Records from a collection of figures:

-=-=-

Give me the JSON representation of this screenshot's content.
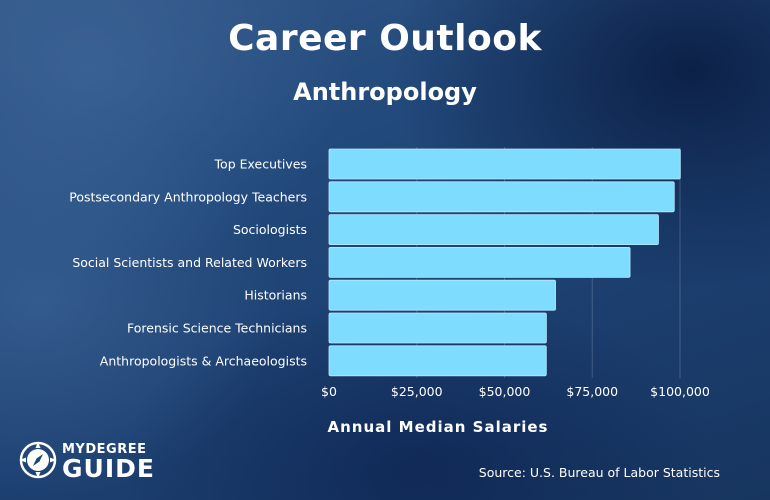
{
  "header": {
    "title": "Career Outlook",
    "subtitle": "Anthropology"
  },
  "colors": {
    "bar": "#7edcff",
    "bar_edge": "#b8ecff",
    "grid": "rgba(255,255,255,0.18)"
  },
  "chart_data": {
    "type": "bar",
    "orientation": "horizontal",
    "categories": [
      "Top Executives",
      "Postsecondary Anthropology Teachers",
      "Sociologists",
      "Social Scientists and Related Workers",
      "Historians",
      "Forensic Science Technicians",
      "Anthropologists & Archaeologists"
    ],
    "values": [
      100090,
      98360,
      93860,
      85770,
      64540,
      61930,
      61910
    ],
    "x_ticks": [
      0,
      25000,
      50000,
      75000,
      100000
    ],
    "x_tick_labels": [
      "$0",
      "$25,000",
      "$50,000",
      "$75,000",
      "$100,000"
    ],
    "xlim": [
      0,
      100000
    ],
    "xlabel": "Annual Median Salaries",
    "grid": "vertical"
  },
  "footer": {
    "logo_top": "MYDEGREE",
    "logo_bottom": "GUIDE",
    "source": "Source: U.S. Bureau of Labor Statistics"
  }
}
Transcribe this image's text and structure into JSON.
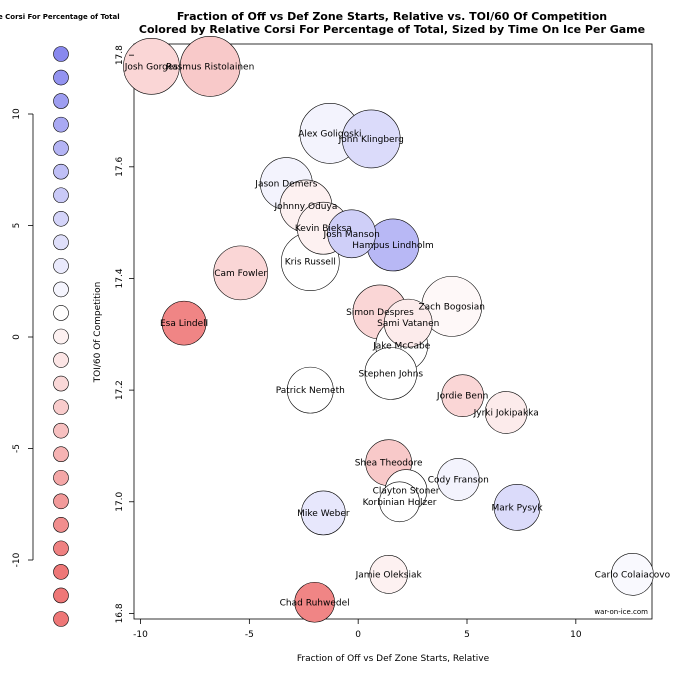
{
  "chart_data": {
    "type": "scatter",
    "title": "Fraction of Off vs Def Zone Starts, Relative vs. TOI/60 Of Competition",
    "subtitle": "Colored by Relative Corsi For Percentage of Total, Sized by Time On Ice Per Game",
    "xlabel": "Fraction of Off vs Def Zone Starts, Relative",
    "ylabel": "TOI/60 Of Competition",
    "xlim": [
      -10.3,
      13.5
    ],
    "ylim": [
      16.79,
      17.82
    ],
    "xticks": [
      "-10",
      "-5",
      "0",
      "5",
      "10"
    ],
    "yticks": [
      "16.8",
      "17.0",
      "17.2",
      "17.4",
      "17.6",
      "17.8"
    ],
    "watermark": "war-on-ice.com",
    "points": [
      {
        "name": "Josh Gorges",
        "x": -9.5,
        "y": 17.78,
        "size": 28,
        "corsi": -3
      },
      {
        "name": "Rasmus Ristolainen",
        "x": -6.8,
        "y": 17.78,
        "size": 30,
        "corsi": -4
      },
      {
        "name": "Alex Goligoski",
        "x": -1.3,
        "y": 17.66,
        "size": 30,
        "corsi": 1
      },
      {
        "name": "John Klingberg",
        "x": 0.6,
        "y": 17.65,
        "size": 29,
        "corsi": 3
      },
      {
        "name": "Jason Demers",
        "x": -3.3,
        "y": 17.57,
        "size": 26,
        "corsi": 1
      },
      {
        "name": "Johnny Oduya",
        "x": -2.4,
        "y": 17.53,
        "size": 26,
        "corsi": -1
      },
      {
        "name": "Kevin Bieksa",
        "x": -1.6,
        "y": 17.49,
        "size": 26,
        "corsi": -1
      },
      {
        "name": "Josh Manson",
        "x": -0.3,
        "y": 17.48,
        "size": 24,
        "corsi": 4
      },
      {
        "name": "Hampus Lindholm",
        "x": 1.6,
        "y": 17.46,
        "size": 26,
        "corsi": 6
      },
      {
        "name": "Kris Russell",
        "x": -2.2,
        "y": 17.43,
        "size": 29,
        "corsi": 0
      },
      {
        "name": "Cam Fowler",
        "x": -5.4,
        "y": 17.41,
        "size": 27,
        "corsi": -3
      },
      {
        "name": "Zach Bogosian",
        "x": 4.3,
        "y": 17.35,
        "size": 30,
        "corsi": -0.5
      },
      {
        "name": "Simon Despres",
        "x": 1.0,
        "y": 17.34,
        "size": 27,
        "corsi": -3
      },
      {
        "name": "Sami Vatanen",
        "x": 2.3,
        "y": 17.32,
        "size": 24,
        "corsi": -1.5
      },
      {
        "name": "Esa Lindell",
        "x": -8.0,
        "y": 17.32,
        "size": 22,
        "corsi": -9
      },
      {
        "name": "Jake McCabe",
        "x": 2.0,
        "y": 17.28,
        "size": 26,
        "corsi": 0
      },
      {
        "name": "Stephen Johns",
        "x": 1.5,
        "y": 17.23,
        "size": 26,
        "corsi": 0
      },
      {
        "name": "Patrick Nemeth",
        "x": -2.2,
        "y": 17.2,
        "size": 23,
        "corsi": 0
      },
      {
        "name": "Jordie Benn",
        "x": 4.8,
        "y": 17.19,
        "size": 21,
        "corsi": -3
      },
      {
        "name": "Jyrki Jokipakka",
        "x": 6.8,
        "y": 17.16,
        "size": 21,
        "corsi": -1.5
      },
      {
        "name": "Shea Theodore",
        "x": 1.4,
        "y": 17.07,
        "size": 23,
        "corsi": -4
      },
      {
        "name": "Cody Franson",
        "x": 4.6,
        "y": 17.04,
        "size": 21,
        "corsi": 1
      },
      {
        "name": "Clayton Stoner",
        "x": 2.2,
        "y": 17.02,
        "size": 21,
        "corsi": 0
      },
      {
        "name": "Korbinian Holzer",
        "x": 1.9,
        "y": 17.0,
        "size": 20,
        "corsi": 0
      },
      {
        "name": "Mike Weber",
        "x": -1.6,
        "y": 16.98,
        "size": 22,
        "corsi": 2
      },
      {
        "name": "Mark Pysyk",
        "x": 7.3,
        "y": 16.99,
        "size": 23,
        "corsi": 3
      },
      {
        "name": "Jamie Oleksiak",
        "x": 1.4,
        "y": 16.87,
        "size": 19,
        "corsi": -1
      },
      {
        "name": "Carlo Colaiacovo",
        "x": 12.6,
        "y": 16.87,
        "size": 21,
        "corsi": 0.5
      },
      {
        "name": "Chad Ruhwedel",
        "x": -2.0,
        "y": 16.82,
        "size": 20,
        "corsi": -9
      }
    ],
    "legend": {
      "title": "Relative Corsi For Percentage of Total",
      "ticks": [
        "10",
        "5",
        "0",
        "-5",
        "-10"
      ],
      "range": [
        10,
        -12
      ]
    },
    "colors": {
      "positive": "#8888ee",
      "negative": "#ee7777",
      "neutral": "#ffffff"
    }
  }
}
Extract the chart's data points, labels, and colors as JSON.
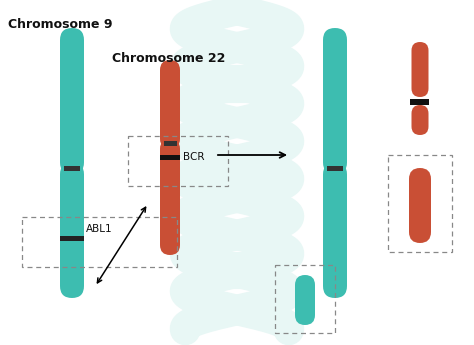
{
  "bg_color": "#ffffff",
  "teal": "#3DBDB0",
  "red": "#C94F35",
  "title_chr9": "Chromosome 9",
  "title_chr22": "Chromosome 22",
  "label_bcr": "BCR",
  "label_abl1": "ABL1",
  "helix_color": "#e8f7f5",
  "dashed_color": "#888888"
}
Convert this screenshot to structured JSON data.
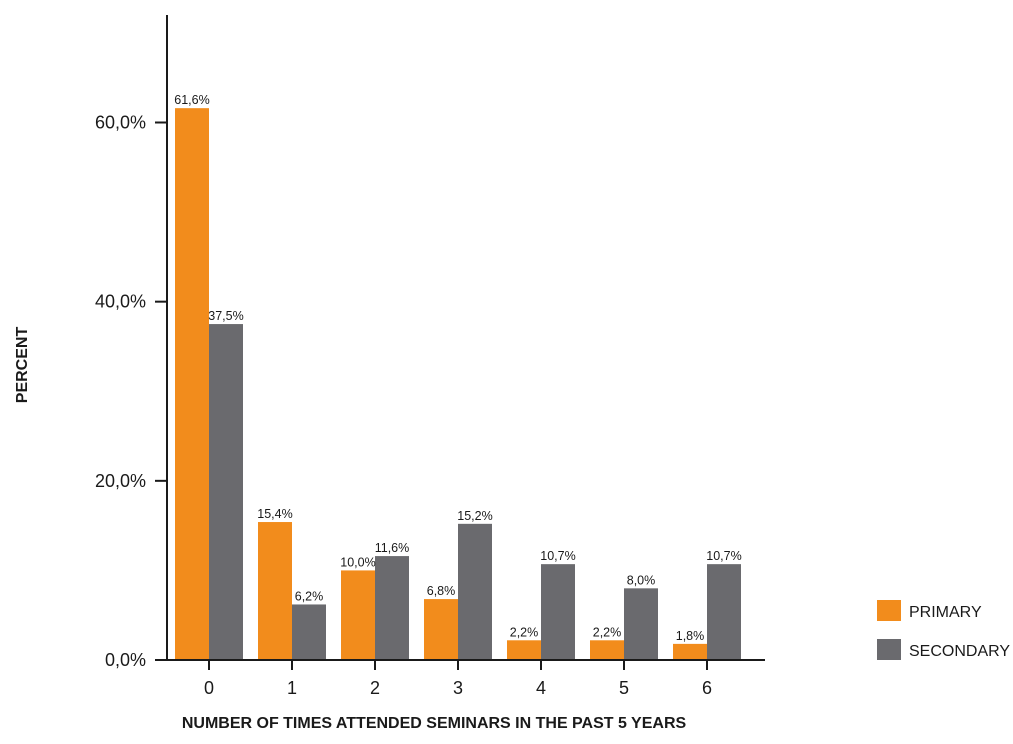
{
  "chart_data": {
    "type": "bar",
    "xlabel": "NUMBER OF TIMES ATTENDED SEMINARS IN THE PAST 5 YEARS",
    "ylabel": "PERCENT",
    "categories": [
      "0",
      "1",
      "2",
      "3",
      "4",
      "5",
      "6"
    ],
    "series": [
      {
        "name": "PRIMARY",
        "color": "#f28c1c",
        "values": [
          61.6,
          15.4,
          10.0,
          6.8,
          2.2,
          2.2,
          1.8
        ],
        "labels": [
          "61,6%",
          "15,4%",
          "10,0%",
          "6,8%",
          "2,2%",
          "2,2%",
          "1,8%"
        ]
      },
      {
        "name": "SECONDARY",
        "color": "#6a6a6e",
        "values": [
          37.5,
          6.2,
          11.6,
          15.2,
          10.7,
          8.0,
          10.7
        ],
        "labels": [
          "37,5%",
          "6,2%",
          "11,6%",
          "15,2%",
          "10,7%",
          "8,0%",
          "10,7%"
        ]
      }
    ],
    "yticks": [
      0,
      20,
      40,
      60
    ],
    "ytick_labels": [
      "0,0%",
      "20,0%",
      "40,0%",
      "60,0%"
    ],
    "ylim": [
      0,
      72
    ],
    "grid": false,
    "legend_position": "bottom-right"
  }
}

-=-=-

- **Do this**
Leave the pictures out and reproduce each record exactly as written.

- **Result for this task**
Give me the JSON representation of this screenshot's content.
{
  "header": {
    "title": "Career Outlook",
    "subtitle": "Anthropology"
  },
  "colors": {
    "bar": "#7edcff",
    "bar_edge": "#b8ecff",
    "grid": "rgba(255,255,255,0.18)"
  },
  "chart_data": {
    "type": "bar",
    "orientation": "horizontal",
    "categories": [
      "Top Executives",
      "Postsecondary Anthropology Teachers",
      "Sociologists",
      "Social Scientists and Related Workers",
      "Historians",
      "Forensic Science Technicians",
      "Anthropologists & Archaeologists"
    ],
    "values": [
      100090,
      98360,
      93860,
      85770,
      64540,
      61930,
      61910
    ],
    "x_ticks": [
      0,
      25000,
      50000,
      75000,
      100000
    ],
    "x_tick_labels": [
      "$0",
      "$25,000",
      "$50,000",
      "$75,000",
      "$100,000"
    ],
    "xlim": [
      0,
      100000
    ],
    "xlabel": "Annual Median Salaries",
    "grid": "vertical"
  },
  "footer": {
    "logo_top": "MYDEGREE",
    "logo_bottom": "GUIDE",
    "source": "Source: U.S. Bureau of Labor Statistics"
  }
}
Transcribe this image's text and structure into JSON.
{
  "chart_data": {
    "type": "scatter",
    "title": "Fraction of Off vs Def Zone Starts, Relative vs. TOI/60 Of Competition",
    "subtitle": "Colored by Relative Corsi For Percentage of Total, Sized by Time On Ice Per Game",
    "xlabel": "Fraction of Off vs Def Zone Starts, Relative",
    "ylabel": "TOI/60 Of Competition",
    "xlim": [
      -10.3,
      13.5
    ],
    "ylim": [
      16.79,
      17.82
    ],
    "xticks": [
      "-10",
      "-5",
      "0",
      "5",
      "10"
    ],
    "yticks": [
      "16.8",
      "17.0",
      "17.2",
      "17.4",
      "17.6",
      "17.8"
    ],
    "watermark": "war-on-ice.com",
    "points": [
      {
        "name": "Josh Gorges",
        "x": -9.5,
        "y": 17.78,
        "size": 28,
        "corsi": -3
      },
      {
        "name": "Rasmus Ristolainen",
        "x": -6.8,
        "y": 17.78,
        "size": 30,
        "corsi": -4
      },
      {
        "name": "Alex Goligoski",
        "x": -1.3,
        "y": 17.66,
        "size": 30,
        "corsi": 1
      },
      {
        "name": "John Klingberg",
        "x": 0.6,
        "y": 17.65,
        "size": 29,
        "corsi": 3
      },
      {
        "name": "Jason Demers",
        "x": -3.3,
        "y": 17.57,
        "size": 26,
        "corsi": 1
      },
      {
        "name": "Johnny Oduya",
        "x": -2.4,
        "y": 17.53,
        "size": 26,
        "corsi": -1
      },
      {
        "name": "Kevin Bieksa",
        "x": -1.6,
        "y": 17.49,
        "size": 26,
        "corsi": -1
      },
      {
        "name": "Josh Manson",
        "x": -0.3,
        "y": 17.48,
        "size": 24,
        "corsi": 4
      },
      {
        "name": "Hampus Lindholm",
        "x": 1.6,
        "y": 17.46,
        "size": 26,
        "corsi": 6
      },
      {
        "name": "Kris Russell",
        "x": -2.2,
        "y": 17.43,
        "size": 29,
        "corsi": 0
      },
      {
        "name": "Cam Fowler",
        "x": -5.4,
        "y": 17.41,
        "size": 27,
        "corsi": -3
      },
      {
        "name": "Zach Bogosian",
        "x": 4.3,
        "y": 17.35,
        "size": 30,
        "corsi": -0.5
      },
      {
        "name": "Simon Despres",
        "x": 1.0,
        "y": 17.34,
        "size": 27,
        "corsi": -3
      },
      {
        "name": "Sami Vatanen",
        "x": 2.3,
        "y": 17.32,
        "size": 24,
        "corsi": -1.5
      },
      {
        "name": "Esa Lindell",
        "x": -8.0,
        "y": 17.32,
        "size": 22,
        "corsi": -9
      },
      {
        "name": "Jake McCabe",
        "x": 2.0,
        "y": 17.28,
        "size": 26,
        "corsi": 0
      },
      {
        "name": "Stephen Johns",
        "x": 1.5,
        "y": 17.23,
        "size": 26,
        "corsi": 0
      },
      {
        "name": "Patrick Nemeth",
        "x": -2.2,
        "y": 17.2,
        "size": 23,
        "corsi": 0
      },
      {
        "name": "Jordie Benn",
        "x": 4.8,
        "y": 17.19,
        "size": 21,
        "corsi": -3
      },
      {
        "name": "Jyrki Jokipakka",
        "x": 6.8,
        "y": 17.16,
        "size": 21,
        "corsi": -1.5
      },
      {
        "name": "Shea Theodore",
        "x": 1.4,
        "y": 17.07,
        "size": 23,
        "corsi": -4
      },
      {
        "name": "Cody Franson",
        "x": 4.6,
        "y": 17.04,
        "size": 21,
        "corsi": 1
      },
      {
        "name": "Clayton Stoner",
        "x": 2.2,
        "y": 17.02,
        "size": 21,
        "corsi": 0
      },
      {
        "name": "Korbinian Holzer",
        "x": 1.9,
        "y": 17.0,
        "size": 20,
        "corsi": 0
      },
      {
        "name": "Mike Weber",
        "x": -1.6,
        "y": 16.98,
        "size": 22,
        "corsi": 2
      },
      {
        "name": "Mark Pysyk",
        "x": 7.3,
        "y": 16.99,
        "size": 23,
        "corsi": 3
      },
      {
        "name": "Jamie Oleksiak",
        "x": 1.4,
        "y": 16.87,
        "size": 19,
        "corsi": -1
      },
      {
        "name": "Carlo Colaiacovo",
        "x": 12.6,
        "y": 16.87,
        "size": 21,
        "corsi": 0.5
      },
      {
        "name": "Chad Ruhwedel",
        "x": -2.0,
        "y": 16.82,
        "size": 20,
        "corsi": -9
      }
    ],
    "legend": {
      "title": "Relative Corsi For Percentage of Total",
      "ticks": [
        "10",
        "5",
        "0",
        "-5",
        "-10"
      ],
      "range": [
        10,
        -12
      ]
    },
    "colors": {
      "positive": "#8888ee",
      "negative": "#ee7777",
      "neutral": "#ffffff"
    }
  }
}
Extract the chart's data points, labels, and colors as JSON.
{
  "bg_color": "#ffffff",
  "teal": "#3DBDB0",
  "red": "#C94F35",
  "title_chr9": "Chromosome 9",
  "title_chr22": "Chromosome 22",
  "label_bcr": "BCR",
  "label_abl1": "ABL1",
  "helix_color": "#e8f7f5",
  "dashed_color": "#888888"
}
Convert this screenshot to structured JSON data.
{
  "chart_data": {
    "type": "bar",
    "xlabel": "NUMBER OF TIMES ATTENDED SEMINARS IN THE PAST 5 YEARS",
    "ylabel": "PERCENT",
    "categories": [
      "0",
      "1",
      "2",
      "3",
      "4",
      "5",
      "6"
    ],
    "series": [
      {
        "name": "PRIMARY",
        "color": "#f28c1c",
        "values": [
          61.6,
          15.4,
          10.0,
          6.8,
          2.2,
          2.2,
          1.8
        ],
        "labels": [
          "61,6%",
          "15,4%",
          "10,0%",
          "6,8%",
          "2,2%",
          "2,2%",
          "1,8%"
        ]
      },
      {
        "name": "SECONDARY",
        "color": "#6a6a6e",
        "values": [
          37.5,
          6.2,
          11.6,
          15.2,
          10.7,
          8.0,
          10.7
        ],
        "labels": [
          "37,5%",
          "6,2%",
          "11,6%",
          "15,2%",
          "10,7%",
          "8,0%",
          "10,7%"
        ]
      }
    ],
    "yticks": [
      0,
      20,
      40,
      60
    ],
    "ytick_labels": [
      "0,0%",
      "20,0%",
      "40,0%",
      "60,0%"
    ],
    "ylim": [
      0,
      72
    ],
    "grid": false,
    "legend_position": "bottom-right"
  }
}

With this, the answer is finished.